» EXCERPT TO READ
--- begin ---

Index this like a[1] ... a[4]. All indexing in R is base-one. Note that no error is thrown if you try to access a[0]; it always returns an atomic vector of the same type but of length zero, written like numeric(0). Unaccountably, nobody's in jail for that decision, yet. Indexing past the end of the array, by contrast, yields NA. Assigning past the end of the vector (i.e. a[10] <- 5) works and extends the vector, filling with NA. (To get an zero-filled vector of a particular length and type to start with, write something like a <- integer(42).)

numeric(0) has undefined truth value, and testing it raises an error:

> if(numeric(0)) { print("Truth!"); } else {print("Folly.");}
Error in if (numeric(0)) { : argument is of length zero

Kinds of atomic vectors

logical (contains TRUE, FALSE, NA)
integer
double (real is a deprecated alias)
complex (as in complex numbers; write as 0+0i)
character (pronounced "string" -- see next section)
raw (for bitstreams; printed in hex by default. Logical operators magically operate bitwise on these.)

Integer and double atomic vectors are both numeric atomic vectors, i.e. is.numeric(x) is TRUE. Complex atomic vectors, duh???, are not numeric.

If you ask for a numeric vector using numeric(42) or as.numeric(x), you will get a double vector. A perfect R-ism is that if you ask for a single vector, you'll still get a double-precision float vector, though it will have a flag set so that it will be passed into C APIs as single-width floats instead of doubles. There is no single-precision storage type in R.

Check the type of your vector with typeof(x), which returns a string.

--- end ---

» SET TASKS
(1) In the R vector notes, rewrite the stretch from "If you ask for a numeric" through "returns a string.", swapping "C APIs" for "foreign interfaces".
(2) Answer these questions from the R vector notes:
(a) What do you get when you index past the end of an array?
(b) How is a complex value written?
(c) What kind of value does typeof(x) return?
(3) Extend the R vector notes past their last sentence.

» EXTRACTED MATERIAL
--- begin ---

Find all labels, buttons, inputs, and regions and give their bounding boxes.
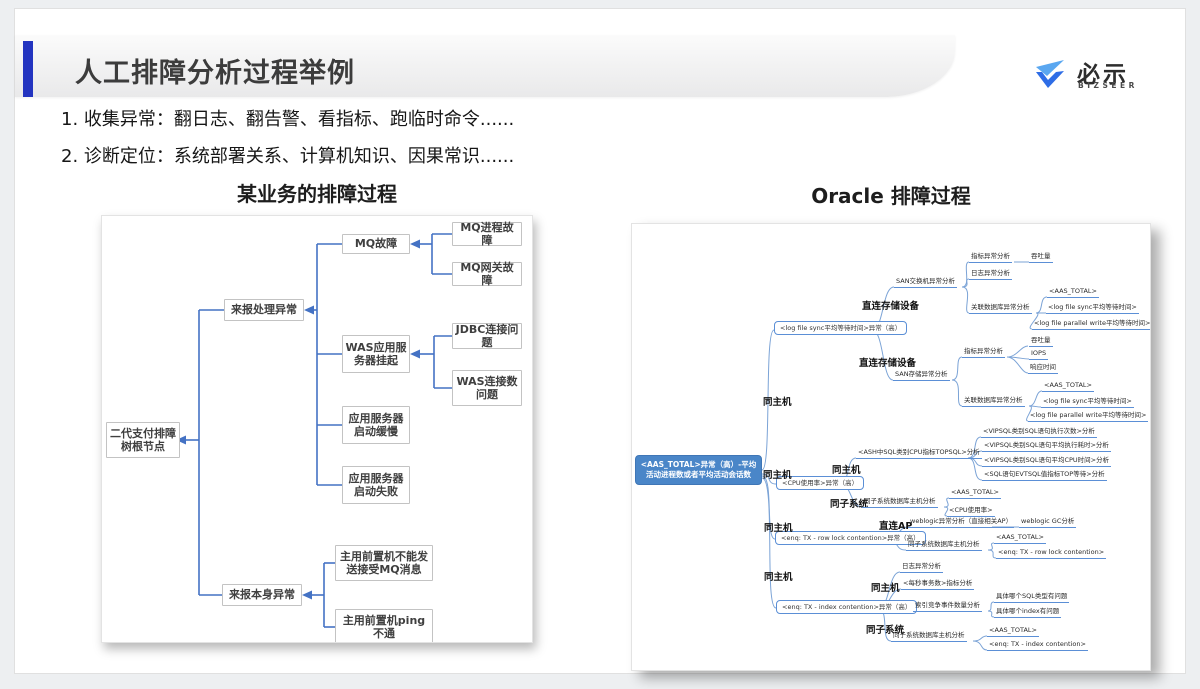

--- end ---
--- begin ---

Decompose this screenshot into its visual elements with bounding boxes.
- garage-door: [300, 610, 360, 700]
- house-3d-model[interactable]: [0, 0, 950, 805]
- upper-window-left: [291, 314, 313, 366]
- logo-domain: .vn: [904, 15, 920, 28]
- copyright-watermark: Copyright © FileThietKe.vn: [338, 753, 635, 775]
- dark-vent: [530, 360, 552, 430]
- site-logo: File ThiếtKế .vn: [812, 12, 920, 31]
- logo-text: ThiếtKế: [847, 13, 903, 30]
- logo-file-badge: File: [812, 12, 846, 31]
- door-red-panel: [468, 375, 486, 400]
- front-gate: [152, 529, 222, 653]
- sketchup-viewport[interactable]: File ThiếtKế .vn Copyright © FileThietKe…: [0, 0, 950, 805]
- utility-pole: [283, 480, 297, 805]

--- end ---

» RESPONSES PER TASK
(1)
If you ask for a numeric vector using numeric(42) or as.numeric(x), you will get a double vector. A perfect R-ism is that if you ask for a single vector, you'll still get a double-precision float vector, though it will have a flag set so that it will be passed into foreign interfaces as single-width floats instead of doubles. There is no single-precision storage type in R.

Check the type of your vector with typeof(x), which returns a string.

(2)
(a) NA
(b) As 0+0i
(c) A string

(3)
A potential source of mischief is that if you try to place a value of a particular type into an atomic vector of a different type, R will—silently, natch—recast either the value you are trying to add or the entire vector (!) to the more permissive type. Witness:

> a <- c(1L, 2L, 3L); typeof(a)
[1] "integer"
> a[1] = 2; typeof(a)
[1] "double"
> a[1] = '2'; typeof(a)
[1] "character"

Dealing with strings

When you see "character atomic vector" you should think "string atomic vector." length('foo bar') yields 1 because you have created a character atomic vector of length one, containing the character value 'foo bar'. (Yes. I know.) length(c('to be', 'or not', 'to be')) is 3.

String primitives, which is to say the elements of a character atomic vector, are immutable.

Some other things that are true:

length('foo') is 1 (see above).
nchar('foo') is 3.
Strings are indexed with substr(x, start, stop). Base one, remember: substr('foo', 1, 1) is 'f'. substr('foo', 2, 3) is 'oo'.
You can wrap strings in either single or double quotes. Escape with backslashes as in C, e.g. 'Tim\'s bad attitude.'
paste() is useful for a variety of string-concatenation operations. There is also a sprintf() function.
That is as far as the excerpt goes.